**Dataset rows about figures**
━━━━━━━━━━━━━━━━━━━━

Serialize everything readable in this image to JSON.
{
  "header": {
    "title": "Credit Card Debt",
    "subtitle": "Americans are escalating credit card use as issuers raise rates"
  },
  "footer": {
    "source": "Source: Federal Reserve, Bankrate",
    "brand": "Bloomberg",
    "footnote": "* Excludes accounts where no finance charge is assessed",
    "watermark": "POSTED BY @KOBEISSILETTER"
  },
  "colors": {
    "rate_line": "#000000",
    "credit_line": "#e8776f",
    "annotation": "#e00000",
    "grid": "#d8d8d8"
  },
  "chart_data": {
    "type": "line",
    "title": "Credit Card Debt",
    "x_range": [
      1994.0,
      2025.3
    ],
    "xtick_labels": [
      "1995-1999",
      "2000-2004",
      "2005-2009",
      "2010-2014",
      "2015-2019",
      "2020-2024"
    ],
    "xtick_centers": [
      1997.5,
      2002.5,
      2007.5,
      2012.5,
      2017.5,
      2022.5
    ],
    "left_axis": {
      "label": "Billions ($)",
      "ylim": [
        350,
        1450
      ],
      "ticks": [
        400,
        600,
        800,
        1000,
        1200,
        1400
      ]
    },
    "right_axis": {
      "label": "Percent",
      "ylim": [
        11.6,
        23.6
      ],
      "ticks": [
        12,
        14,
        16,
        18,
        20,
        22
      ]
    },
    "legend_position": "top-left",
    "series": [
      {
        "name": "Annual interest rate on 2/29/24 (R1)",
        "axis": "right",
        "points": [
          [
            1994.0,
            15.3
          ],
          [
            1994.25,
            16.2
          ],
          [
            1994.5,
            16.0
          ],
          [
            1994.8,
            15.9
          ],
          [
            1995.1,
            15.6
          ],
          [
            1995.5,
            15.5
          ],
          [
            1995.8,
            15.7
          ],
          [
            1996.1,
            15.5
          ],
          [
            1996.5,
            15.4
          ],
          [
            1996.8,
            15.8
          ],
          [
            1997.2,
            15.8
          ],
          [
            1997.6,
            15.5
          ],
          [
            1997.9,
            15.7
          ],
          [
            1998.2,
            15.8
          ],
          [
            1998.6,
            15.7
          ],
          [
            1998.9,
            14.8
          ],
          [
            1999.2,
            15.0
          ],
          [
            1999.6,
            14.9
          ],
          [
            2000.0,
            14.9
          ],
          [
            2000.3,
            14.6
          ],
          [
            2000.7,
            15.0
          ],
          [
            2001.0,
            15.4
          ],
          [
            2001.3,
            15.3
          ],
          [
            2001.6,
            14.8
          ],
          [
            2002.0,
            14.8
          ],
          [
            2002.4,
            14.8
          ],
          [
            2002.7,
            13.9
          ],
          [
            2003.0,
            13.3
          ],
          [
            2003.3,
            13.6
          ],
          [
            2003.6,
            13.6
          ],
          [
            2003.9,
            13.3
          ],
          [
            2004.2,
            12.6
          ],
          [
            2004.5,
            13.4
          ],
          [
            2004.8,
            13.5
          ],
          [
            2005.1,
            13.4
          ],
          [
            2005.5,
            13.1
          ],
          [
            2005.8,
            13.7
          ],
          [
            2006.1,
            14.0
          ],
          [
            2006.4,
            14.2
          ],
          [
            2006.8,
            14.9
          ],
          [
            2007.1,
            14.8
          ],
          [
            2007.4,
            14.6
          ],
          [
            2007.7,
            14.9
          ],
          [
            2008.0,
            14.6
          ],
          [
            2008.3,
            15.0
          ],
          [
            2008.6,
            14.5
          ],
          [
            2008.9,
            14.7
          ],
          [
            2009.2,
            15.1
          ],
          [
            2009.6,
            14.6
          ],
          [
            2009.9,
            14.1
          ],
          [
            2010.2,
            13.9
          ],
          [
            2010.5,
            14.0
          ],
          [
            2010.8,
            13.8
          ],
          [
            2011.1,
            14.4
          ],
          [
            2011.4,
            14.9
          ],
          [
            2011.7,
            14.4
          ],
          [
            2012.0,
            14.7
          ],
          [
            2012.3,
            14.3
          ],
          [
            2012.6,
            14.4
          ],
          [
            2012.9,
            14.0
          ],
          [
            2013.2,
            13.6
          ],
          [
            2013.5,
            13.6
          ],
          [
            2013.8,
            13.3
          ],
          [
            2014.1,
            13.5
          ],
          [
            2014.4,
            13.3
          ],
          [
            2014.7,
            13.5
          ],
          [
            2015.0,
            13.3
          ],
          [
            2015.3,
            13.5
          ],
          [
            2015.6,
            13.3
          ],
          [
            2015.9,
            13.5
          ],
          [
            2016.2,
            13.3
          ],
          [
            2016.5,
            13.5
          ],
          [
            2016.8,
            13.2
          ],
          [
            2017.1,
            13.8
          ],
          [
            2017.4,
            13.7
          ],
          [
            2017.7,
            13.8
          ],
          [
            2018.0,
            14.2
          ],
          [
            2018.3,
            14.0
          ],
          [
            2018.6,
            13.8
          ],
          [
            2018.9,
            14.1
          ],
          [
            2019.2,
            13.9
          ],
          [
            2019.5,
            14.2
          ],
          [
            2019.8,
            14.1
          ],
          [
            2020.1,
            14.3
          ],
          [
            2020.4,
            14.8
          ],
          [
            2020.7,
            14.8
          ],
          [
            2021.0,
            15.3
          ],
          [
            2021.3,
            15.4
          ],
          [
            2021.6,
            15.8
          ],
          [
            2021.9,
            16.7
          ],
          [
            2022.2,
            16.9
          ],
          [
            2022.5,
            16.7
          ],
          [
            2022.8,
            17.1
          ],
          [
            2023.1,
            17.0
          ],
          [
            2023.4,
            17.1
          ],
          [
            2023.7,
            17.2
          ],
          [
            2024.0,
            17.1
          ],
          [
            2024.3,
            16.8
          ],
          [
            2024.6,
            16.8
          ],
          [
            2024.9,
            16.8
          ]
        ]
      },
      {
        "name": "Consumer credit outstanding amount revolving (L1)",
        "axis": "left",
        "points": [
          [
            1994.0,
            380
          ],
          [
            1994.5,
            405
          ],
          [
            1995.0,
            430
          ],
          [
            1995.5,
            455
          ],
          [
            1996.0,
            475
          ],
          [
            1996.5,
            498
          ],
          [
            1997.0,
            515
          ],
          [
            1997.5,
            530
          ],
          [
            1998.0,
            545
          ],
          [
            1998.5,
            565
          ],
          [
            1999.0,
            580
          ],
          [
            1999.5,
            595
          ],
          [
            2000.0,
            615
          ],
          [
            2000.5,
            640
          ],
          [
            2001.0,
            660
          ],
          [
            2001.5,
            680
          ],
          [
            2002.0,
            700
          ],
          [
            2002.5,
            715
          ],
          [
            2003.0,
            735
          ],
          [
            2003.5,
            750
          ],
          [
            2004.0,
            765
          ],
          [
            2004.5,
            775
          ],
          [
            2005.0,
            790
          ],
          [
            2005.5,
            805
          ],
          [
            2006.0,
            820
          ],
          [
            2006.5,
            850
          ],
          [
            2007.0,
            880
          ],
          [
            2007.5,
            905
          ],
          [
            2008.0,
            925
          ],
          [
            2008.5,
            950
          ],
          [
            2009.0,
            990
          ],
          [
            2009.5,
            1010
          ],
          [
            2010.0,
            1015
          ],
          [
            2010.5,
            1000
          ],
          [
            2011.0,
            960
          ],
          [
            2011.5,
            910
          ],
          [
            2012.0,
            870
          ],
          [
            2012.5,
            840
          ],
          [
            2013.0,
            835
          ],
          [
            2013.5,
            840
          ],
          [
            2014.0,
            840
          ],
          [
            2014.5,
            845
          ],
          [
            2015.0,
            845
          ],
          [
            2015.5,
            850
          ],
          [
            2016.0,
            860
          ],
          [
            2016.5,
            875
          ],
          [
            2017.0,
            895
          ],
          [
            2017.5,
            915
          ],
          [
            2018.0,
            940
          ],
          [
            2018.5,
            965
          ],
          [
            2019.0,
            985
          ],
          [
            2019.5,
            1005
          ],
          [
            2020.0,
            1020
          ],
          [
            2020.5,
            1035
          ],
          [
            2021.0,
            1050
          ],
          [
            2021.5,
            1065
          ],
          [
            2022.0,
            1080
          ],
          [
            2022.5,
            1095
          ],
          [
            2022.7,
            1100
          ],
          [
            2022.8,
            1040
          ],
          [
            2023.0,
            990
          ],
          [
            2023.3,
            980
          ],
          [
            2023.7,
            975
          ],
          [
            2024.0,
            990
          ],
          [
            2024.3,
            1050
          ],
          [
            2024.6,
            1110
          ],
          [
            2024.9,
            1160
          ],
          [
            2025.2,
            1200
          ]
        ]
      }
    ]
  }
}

━━━━━━━━━━━━━━━━━━━━

**What needs to be done**
Gather all lines from the records above in which "name" appears.

**Final answer**
        "name": "Annual interest rate on 2/29/24 (R1)",
        "name": "Consumer credit outstanding amount revolving (L1)",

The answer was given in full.